Write out, word for word, only the lines from the one containing "Transcribe the text in this document." through the final line of the data.

Data excerpts:
——

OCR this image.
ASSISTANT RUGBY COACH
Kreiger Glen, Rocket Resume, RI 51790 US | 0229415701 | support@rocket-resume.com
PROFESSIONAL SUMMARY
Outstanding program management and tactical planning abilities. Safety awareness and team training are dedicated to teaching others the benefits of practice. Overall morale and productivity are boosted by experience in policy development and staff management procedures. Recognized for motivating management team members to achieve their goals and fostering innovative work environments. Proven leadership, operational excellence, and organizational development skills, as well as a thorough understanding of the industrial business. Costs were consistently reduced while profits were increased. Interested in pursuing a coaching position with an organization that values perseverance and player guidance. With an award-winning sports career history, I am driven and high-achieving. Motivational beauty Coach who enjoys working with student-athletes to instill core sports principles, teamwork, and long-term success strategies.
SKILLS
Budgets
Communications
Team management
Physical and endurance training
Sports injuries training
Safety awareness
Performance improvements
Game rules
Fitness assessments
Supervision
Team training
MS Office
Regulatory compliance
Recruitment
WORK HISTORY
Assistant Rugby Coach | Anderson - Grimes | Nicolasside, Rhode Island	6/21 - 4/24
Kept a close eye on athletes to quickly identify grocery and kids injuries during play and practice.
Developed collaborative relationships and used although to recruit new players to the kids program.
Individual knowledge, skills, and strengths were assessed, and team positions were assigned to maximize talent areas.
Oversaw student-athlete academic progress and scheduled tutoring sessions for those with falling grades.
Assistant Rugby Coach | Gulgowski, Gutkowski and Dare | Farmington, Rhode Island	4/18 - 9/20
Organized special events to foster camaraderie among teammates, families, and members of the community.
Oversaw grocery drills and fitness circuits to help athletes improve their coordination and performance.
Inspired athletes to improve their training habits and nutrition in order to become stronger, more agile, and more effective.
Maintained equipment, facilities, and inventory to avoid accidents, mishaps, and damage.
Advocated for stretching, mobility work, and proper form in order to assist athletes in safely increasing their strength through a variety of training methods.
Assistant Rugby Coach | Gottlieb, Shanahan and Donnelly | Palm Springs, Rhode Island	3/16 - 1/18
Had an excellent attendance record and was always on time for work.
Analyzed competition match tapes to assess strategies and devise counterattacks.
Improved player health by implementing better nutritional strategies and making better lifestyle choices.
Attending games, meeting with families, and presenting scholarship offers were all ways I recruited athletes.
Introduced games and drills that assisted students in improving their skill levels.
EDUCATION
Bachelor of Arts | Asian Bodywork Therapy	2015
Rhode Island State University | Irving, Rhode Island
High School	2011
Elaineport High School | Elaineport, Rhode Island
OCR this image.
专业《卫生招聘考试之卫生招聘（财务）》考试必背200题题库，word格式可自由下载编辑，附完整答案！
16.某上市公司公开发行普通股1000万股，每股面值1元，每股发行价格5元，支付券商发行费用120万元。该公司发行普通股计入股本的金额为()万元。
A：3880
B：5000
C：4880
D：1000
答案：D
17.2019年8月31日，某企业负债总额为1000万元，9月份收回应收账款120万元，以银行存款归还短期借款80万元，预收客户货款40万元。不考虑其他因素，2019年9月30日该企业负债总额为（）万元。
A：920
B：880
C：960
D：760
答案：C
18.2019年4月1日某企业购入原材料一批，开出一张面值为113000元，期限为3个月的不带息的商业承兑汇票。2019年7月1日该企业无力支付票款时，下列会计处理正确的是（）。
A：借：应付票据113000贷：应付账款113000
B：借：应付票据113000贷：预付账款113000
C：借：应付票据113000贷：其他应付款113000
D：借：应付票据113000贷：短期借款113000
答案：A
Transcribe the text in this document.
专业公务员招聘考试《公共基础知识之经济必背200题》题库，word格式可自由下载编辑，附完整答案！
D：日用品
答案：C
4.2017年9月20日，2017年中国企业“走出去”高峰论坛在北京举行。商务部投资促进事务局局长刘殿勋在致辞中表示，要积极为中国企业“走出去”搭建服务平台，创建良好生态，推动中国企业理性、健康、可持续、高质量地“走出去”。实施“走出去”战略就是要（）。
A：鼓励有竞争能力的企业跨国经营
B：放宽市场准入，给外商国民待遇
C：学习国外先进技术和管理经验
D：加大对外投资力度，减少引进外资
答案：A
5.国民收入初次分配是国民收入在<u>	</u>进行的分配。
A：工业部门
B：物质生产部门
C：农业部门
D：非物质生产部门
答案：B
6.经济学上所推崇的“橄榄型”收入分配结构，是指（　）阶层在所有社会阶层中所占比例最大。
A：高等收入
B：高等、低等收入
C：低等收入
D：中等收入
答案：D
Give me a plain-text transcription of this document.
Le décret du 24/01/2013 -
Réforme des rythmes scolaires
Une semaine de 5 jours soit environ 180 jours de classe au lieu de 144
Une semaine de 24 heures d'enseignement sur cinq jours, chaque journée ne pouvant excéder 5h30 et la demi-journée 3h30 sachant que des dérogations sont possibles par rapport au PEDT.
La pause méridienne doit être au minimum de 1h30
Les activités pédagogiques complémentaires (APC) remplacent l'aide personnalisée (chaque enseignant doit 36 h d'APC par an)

——

ANSWER BELOW:
Transcribe the text in this document.
专业公务员招聘考试《公共基础知识之经济必背200题》题库，word格式可自由下载编辑，附完整答案！
D：日用品
答案：C
4.2017年9月20日，2017年中国企业“走出去”高峰论坛在北京举行。商务部投资促进事务局局长刘殿勋在致辞中表示，要积极为中国企业“走出去”搭建服务平台，创建良好生态，推动中国企业理性、健康、可持续、高质量地“走出去”。实施“走出去”战略就是要（）。
A：鼓励有竞争能力的企业跨国经营
B：放宽市场准入，给外商国民待遇
C：学习国外先进技术和管理经验
D：加大对外投资力度，减少引进外资
答案：A
5.国民收入初次分配是国民收入在<u>	</u>进行的分配。
A：工业部门
B：物质生产部门
C：农业部门
D：非物质生产部门
答案：B
6.经济学上所推崇的“橄榄型”收入分配结构，是指（　）阶层在所有社会阶层中所占比例最大。
A：高等收入
B：高等、低等收入
C：低等收入
D：中等收入
答案：D
Give me a plain-text transcription of this document.
Le décret du 24/01/2013 -
Réforme des rythmes scolaires
Une semaine de 5 jours soit environ 180 jours de classe au lieu de 144
Une semaine de 24 heures d'enseignement sur cinq jours, chaque journée ne pouvant excéder 5h30 et la demi-journée 3h30 sachant que des dérogations sont possibles par rapport au PEDT.
La pause méridienne doit être au minimum de 1h30
Les activités pédagogiques complémentaires (APC) remplacent l'aide personnalisée (chaque enseignant doit 36 h d'APC par an)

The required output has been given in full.